— START OF Task material —
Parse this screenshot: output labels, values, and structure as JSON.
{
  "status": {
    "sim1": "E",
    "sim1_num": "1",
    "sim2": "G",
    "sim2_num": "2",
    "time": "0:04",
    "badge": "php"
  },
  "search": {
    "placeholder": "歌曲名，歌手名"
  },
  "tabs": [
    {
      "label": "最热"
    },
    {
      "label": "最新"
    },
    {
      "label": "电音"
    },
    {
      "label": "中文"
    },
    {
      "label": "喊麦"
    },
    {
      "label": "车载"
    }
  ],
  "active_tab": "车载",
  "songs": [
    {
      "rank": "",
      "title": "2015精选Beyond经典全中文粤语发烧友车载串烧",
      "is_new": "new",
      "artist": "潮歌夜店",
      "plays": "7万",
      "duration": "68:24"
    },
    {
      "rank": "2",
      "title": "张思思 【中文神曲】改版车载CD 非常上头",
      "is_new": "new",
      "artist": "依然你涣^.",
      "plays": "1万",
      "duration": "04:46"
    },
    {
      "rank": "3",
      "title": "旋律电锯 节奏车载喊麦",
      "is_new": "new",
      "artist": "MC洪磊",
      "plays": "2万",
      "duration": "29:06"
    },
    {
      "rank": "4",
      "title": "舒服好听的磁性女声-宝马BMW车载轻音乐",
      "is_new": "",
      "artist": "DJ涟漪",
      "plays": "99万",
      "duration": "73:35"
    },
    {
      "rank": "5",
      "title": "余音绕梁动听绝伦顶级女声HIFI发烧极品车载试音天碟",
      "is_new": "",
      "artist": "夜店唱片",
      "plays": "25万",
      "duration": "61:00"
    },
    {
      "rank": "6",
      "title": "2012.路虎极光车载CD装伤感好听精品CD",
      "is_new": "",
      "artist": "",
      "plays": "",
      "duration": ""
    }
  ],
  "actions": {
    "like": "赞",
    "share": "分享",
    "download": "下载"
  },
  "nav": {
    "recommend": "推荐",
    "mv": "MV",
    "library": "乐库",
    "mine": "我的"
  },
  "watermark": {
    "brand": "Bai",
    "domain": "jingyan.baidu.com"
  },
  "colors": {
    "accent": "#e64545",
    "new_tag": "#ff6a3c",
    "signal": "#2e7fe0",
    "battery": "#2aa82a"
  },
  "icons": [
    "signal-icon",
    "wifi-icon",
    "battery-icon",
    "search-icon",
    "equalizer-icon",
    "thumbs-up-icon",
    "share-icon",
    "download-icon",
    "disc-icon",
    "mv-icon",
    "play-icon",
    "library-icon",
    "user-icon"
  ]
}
— END OF Task material —
*Exercise objective*
Make an exact copy of every line in the data.

*Written solution*
Parse this screenshot: output labels, values, and structure as JSON.
{
  "status": {
    "sim1": "E",
    "sim1_num": "1",
    "sim2": "G",
    "sim2_num": "2",
    "time": "0:04",
    "badge": "php"
  },
  "search": {
    "placeholder": "歌曲名，歌手名"
  },
  "tabs": [
    {
      "label": "最热"
    },
    {
      "label": "最新"
    },
    {
      "label": "电音"
    },
    {
      "label": "中文"
    },
    {
      "label": "喊麦"
    },
    {
      "label": "车载"
    }
  ],
  "active_tab": "车载",
  "songs": [
    {
      "rank": "",
      "title": "2015精选Beyond经典全中文粤语发烧友车载串烧",
      "is_new": "new",
      "artist": "潮歌夜店",
      "plays": "7万",
      "duration": "68:24"
    },
    {
      "rank": "2",
      "title": "张思思 【中文神曲】改版车载CD 非常上头",
      "is_new": "new",
      "artist": "依然你涣^.",
      "plays": "1万",
      "duration": "04:46"
    },
    {
      "rank": "3",
      "title": "旋律电锯 节奏车载喊麦",
      "is_new": "new",
      "artist": "MC洪磊",
      "plays": "2万",
      "duration": "29:06"
    },
    {
      "rank": "4",
      "title": "舒服好听的磁性女声-宝马BMW车载轻音乐",
      "is_new": "",
      "artist": "DJ涟漪",
      "plays": "99万",
      "duration": "73:35"
    },
    {
      "rank": "5",
      "title": "余音绕梁动听绝伦顶级女声HIFI发烧极品车载试音天碟",
      "is_new": "",
      "artist": "夜店唱片",
      "plays": "25万",
      "duration": "61:00"
    },
    {
      "rank": "6",
      "title": "2012.路虎极光车载CD装伤感好听精品CD",
      "is_new": "",
      "artist": "",
      "plays": "",
      "duration": ""
    }
  ],
  "actions": {
    "like": "赞",
    "share": "分享",
    "download": "下载"
  },
  "nav": {
    "recommend": "推荐",
    "mv": "MV",
    "library": "乐库",
    "mine": "我的"
  },
  "watermark": {
    "brand": "Bai",
    "domain": "jingyan.baidu.com"
  },
  "colors": {
    "accent": "#e64545",
    "new_tag": "#ff6a3c",
    "signal": "#2e7fe0",
    "battery": "#2aa82a"
  },
  "icons": [
    "signal-icon",
    "wifi-icon",
    "battery-icon",
    "search-icon",
    "equalizer-icon",
    "thumbs-up-icon",
    "share-icon",
    "download-icon",
    "disc-icon",
    "mv-icon",
    "play-icon",
    "library-icon",
    "user-icon"
  ]
}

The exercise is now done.